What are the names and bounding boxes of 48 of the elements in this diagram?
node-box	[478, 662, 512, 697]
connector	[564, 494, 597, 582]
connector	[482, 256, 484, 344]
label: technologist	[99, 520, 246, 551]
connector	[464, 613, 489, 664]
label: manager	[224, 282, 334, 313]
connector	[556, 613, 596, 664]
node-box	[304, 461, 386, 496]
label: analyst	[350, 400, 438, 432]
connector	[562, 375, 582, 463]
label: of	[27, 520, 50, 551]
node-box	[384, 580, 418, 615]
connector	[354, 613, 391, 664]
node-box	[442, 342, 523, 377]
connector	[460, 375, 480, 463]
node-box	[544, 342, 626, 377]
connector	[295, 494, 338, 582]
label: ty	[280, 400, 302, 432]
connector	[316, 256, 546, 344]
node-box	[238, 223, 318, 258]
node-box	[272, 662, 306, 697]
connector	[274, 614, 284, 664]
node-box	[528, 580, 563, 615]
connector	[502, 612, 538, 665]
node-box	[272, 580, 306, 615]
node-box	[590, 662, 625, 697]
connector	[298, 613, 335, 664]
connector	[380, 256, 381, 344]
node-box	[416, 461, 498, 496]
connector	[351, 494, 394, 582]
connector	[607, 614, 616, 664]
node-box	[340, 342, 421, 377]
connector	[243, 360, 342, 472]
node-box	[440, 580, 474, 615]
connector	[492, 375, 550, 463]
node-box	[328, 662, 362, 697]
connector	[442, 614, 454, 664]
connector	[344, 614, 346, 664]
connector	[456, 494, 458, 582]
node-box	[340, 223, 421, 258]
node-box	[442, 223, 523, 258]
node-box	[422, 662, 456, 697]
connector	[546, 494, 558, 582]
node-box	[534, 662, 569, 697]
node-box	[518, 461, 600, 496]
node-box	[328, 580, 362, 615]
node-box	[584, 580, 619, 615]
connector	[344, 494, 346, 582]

* [What the task requires] Rewrite the data above as a numbered list, omitting any blank lines.

* [Solution for this problem]
1. What are the names and bounding boxes of 48 of the elements in this diagram?
2. node-box	[478, 662, 512, 697]
3. connector	[564, 494, 597, 582]
4. connector	[482, 256, 484, 344]
5. label: technologist	[99, 520, 246, 551]
6. connector	[464, 613, 489, 664]
7. label: manager	[224, 282, 334, 313]
8. connector	[556, 613, 596, 664]
9. node-box	[304, 461, 386, 496]
10. label: analyst	[350, 400, 438, 432]
11. connector	[562, 375, 582, 463]
12. label: of	[27, 520, 50, 551]
13. node-box	[384, 580, 418, 615]
14. connector	[354, 613, 391, 664]
15. node-box	[442, 342, 523, 377]
16. connector	[460, 375, 480, 463]
17. node-box	[544, 342, 626, 377]
18. connector	[295, 494, 338, 582]
19. label: ty	[280, 400, 302, 432]
20. connector	[316, 256, 546, 344]
21. node-box	[238, 223, 318, 258]
22. node-box	[272, 662, 306, 697]
23. connector	[274, 614, 284, 664]
24. node-box	[528, 580, 563, 615]
25. connector	[502, 612, 538, 665]
26. node-box	[272, 580, 306, 615]
27. node-box	[590, 662, 625, 697]
28. connector	[298, 613, 335, 664]
29. connector	[380, 256, 381, 344]
30. node-box	[416, 461, 498, 496]
31. connector	[351, 494, 394, 582]
32. connector	[607, 614, 616, 664]
33. node-box	[340, 342, 421, 377]
34. connector	[243, 360, 342, 472]
35. node-box	[440, 580, 474, 615]
36. connector	[492, 375, 550, 463]
37. node-box	[328, 662, 362, 697]
38. connector	[442, 614, 454, 664]
39. connector	[344, 614, 346, 664]
40. connector	[456, 494, 458, 582]
41. node-box	[340, 223, 421, 258]
42. node-box	[442, 223, 523, 258]
43. node-box	[422, 662, 456, 697]
44. connector	[546, 494, 558, 582]
45. node-box	[534, 662, 569, 697]
46. node-box	[518, 461, 600, 496]
47. node-box	[328, 580, 362, 615]
48. node-box	[584, 580, 619, 615]
49. connector	[344, 494, 346, 582]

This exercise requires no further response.